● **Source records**
----------------

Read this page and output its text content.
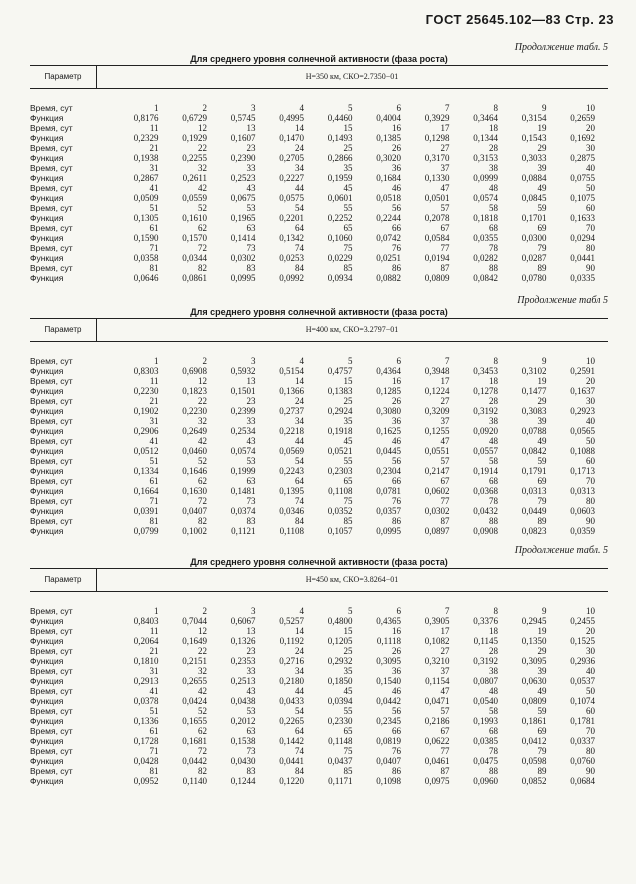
ГОСТ 25645.102—83 Стр. 23
Продолжение табл. 5
Для среднего уровня солнечной активности (фаза роста)
Параметр	H=350 км, СКО=2.7350−01
Время, сут	1	2	3	4	5	6	7	8	9	10
Функция	0,8176	0,6729	0,5745	0,4995	0,4460	0,4004	0,3929	0,3464	0,3154	0,2659
Время, сут	11	12	13	14	15	16	17	18	19	20
Функция	0,2329	0,1929	0,1607	0,1470	0,1493	0,1385	0,1298	0,1344	0,1543	0,1692
Время, сут	21	22	23	24	25	26	27	28	29	30
Функция	0,1938	0,2255	0,2390	0,2705	0,2866	0,3020	0,3170	0,3153	0,3033	0,2875
Время, сут	31	32	33	34	35	36	37	38	39	40
Функция	0,2867	0,2611	0,2523	0,2227	0,1959	0,1684	0,1330	0,0999	0,0884	0,0755
Время, сут	41	42	43	44	45	46	47	48	49	50
Функция	0,0509	0,0559	0,0675	0,0575	0,0601	0,0518	0,0501	0,0574	0,0845	0,1075
Время, сут	51	52	53	54	55	56	57	58	59	60
Функция	0,1305	0,1610	0,1965	0,2201	0,2252	0,2244	0,2078	0,1818	0,1701	0,1633
Время, сут	61	62	63	64	65	66	67	68	69	70
Функция	0,1590	0,1570	0,1414	0,1342	0,1060	0,0742	0,0584	0,0355	0,0300	0,0294
Время, сут	71	72	73	74	75	76	77	78	79	80
Функция	0,0358	0,0344	0,0302	0,0253	0,0229	0,0251	0,0194	0,0282	0,0287	0,0441
Время, сут	81	82	83	84	85	86	87	88	89	90
Функция	0,0646	0,0861	0,0995	0,0992	0,0934	0,0882	0,0809	0,0842	0,0780	0,0335
Продолжение табл 5
Для среднего уровня солнечной активности (фаза роста)
Параметр	H=400 км, СКО=3.2797−01
Время, сут	1	2	3	4	5	6	7	8	9	10
Функция	0,8303	0,6908	0,5932	0,5154	0,4757	0,4364	0,3948	0,3453	0,3102	0,2591
Время, сут	11	12	13	14	15	16	17	18	19	20
Функция	0,2230	0,1823	0,1501	0,1366	0,1383	0,1285	0,1224	0,1278	0,1477	0,1637
Время, сут	21	22	23	24	25	26	27	28	29	30
Функция	0,1902	0,2230	0,2399	0,2737	0,2924	0,3080	0,3209	0,3192	0,3083	0,2923
Время, сут	31	32	33	34	35	36	37	38	39	40
Функция	0,2906	0,2649	0,2534	0,2218	0,1918	0,1625	0,1255	0,0920	0,0788	0,0565
Время, сут	41	42	43	44	45	46	47	48	49	50
Функция	0,0512	0,0460	0,0574	0,0569	0,0521	0,0445	0,0551	0,0557	0,0842	0,1088
Время, сут	51	52	53	54	55	56	57	58	59	60
Функция	0,1334	0,1646	0,1999	0,2243	0,2303	0,2304	0,2147	0,1914	0,1791	0,1713
Время, сут	61	62	63	64	65	66	67	68	69	70
Функция	0,1664	0,1630	0,1481	0,1395	0,1108	0,0781	0,0602	0,0368	0,0313	0,0313
Время, сут	71	72	73	74	75	76	77	78	79	80
Функция	0,0391	0,0407	0,0374	0,0346	0,0352	0,0357	0,0302	0,0432	0,0449	0,0603
Время, сут	81	82	83	84	85	86	87	88	89	90
Функция	0,0799	0,1002	0,1121	0,1108	0,1057	0,0995	0,0897	0,0908	0,0823	0,0359
Продолжение табл. 5
Для среднего уровня солнечной активности (фаза роста)
Параметр	H=450 км, СКО=3.8264−01
Время, сут	1	2	3	4	5	6	7	8	9	10
Функция	0,8403	0,7044	0,6067	0,5257	0,4800	0,4365	0,3905	0,3376	0,2945	0,2455
Время, сут	11	12	13	14	15	16	17	18	19	20
Функция	0,2064	0,1649	0,1326	0,1192	0,1205	0,1118	0,1082	0,1145	0,1350	0,1525
Время, сут	21	22	23	24	25	26	27	28	29	30
Функция	0,1810	0,2151	0,2353	0,2716	0,2932	0,3095	0,3210	0,3192	0,3095	0,2936
Время, сут	31	32	33	34	35	36	37	38	39	40
Функция	0,2913	0,2655	0,2513	0,2180	0,1850	0,1540	0,1154	0,0807	0,0630	0,0537
Время, сут	41	42	43	44	45	46	47	48	49	50
Функция	0,0378	0,0424	0,0438	0,0433	0,0394	0,0442	0,0471	0,0540	0,0809	0,1074
Время, сут	51	52	53	54	55	56	57	58	59	60
Функция	0,1336	0,1655	0,2012	0,2265	0,2330	0,2345	0,2186	0,1993	0,1861	0,1781
Время, сут	61	62	63	64	65	66	67	68	69	70
Функция	0,1728	0,1681	0,1538	0,1442	0,1148	0,0819	0,0622	0,0385	0,0412	0,0337
Время, сут	71	72	73	74	75	76	77	78	79	80
Функция	0,0428	0,0442	0,0430	0,0441	0,0437	0,0407	0,0461	0,0475	0,0598	0,0760
Время, сут	81	82	83	84	85	86	87	88	89	90
Функция	0,0952	0,1140	0,1244	0,1220	0,1171	0,1098	0,0975	0,0960	0,0852	0,0684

----------------

● **TASK BRIEF**
Tally the lines holding the string "Параметр" and give only the count.

● **OUTPUT**
3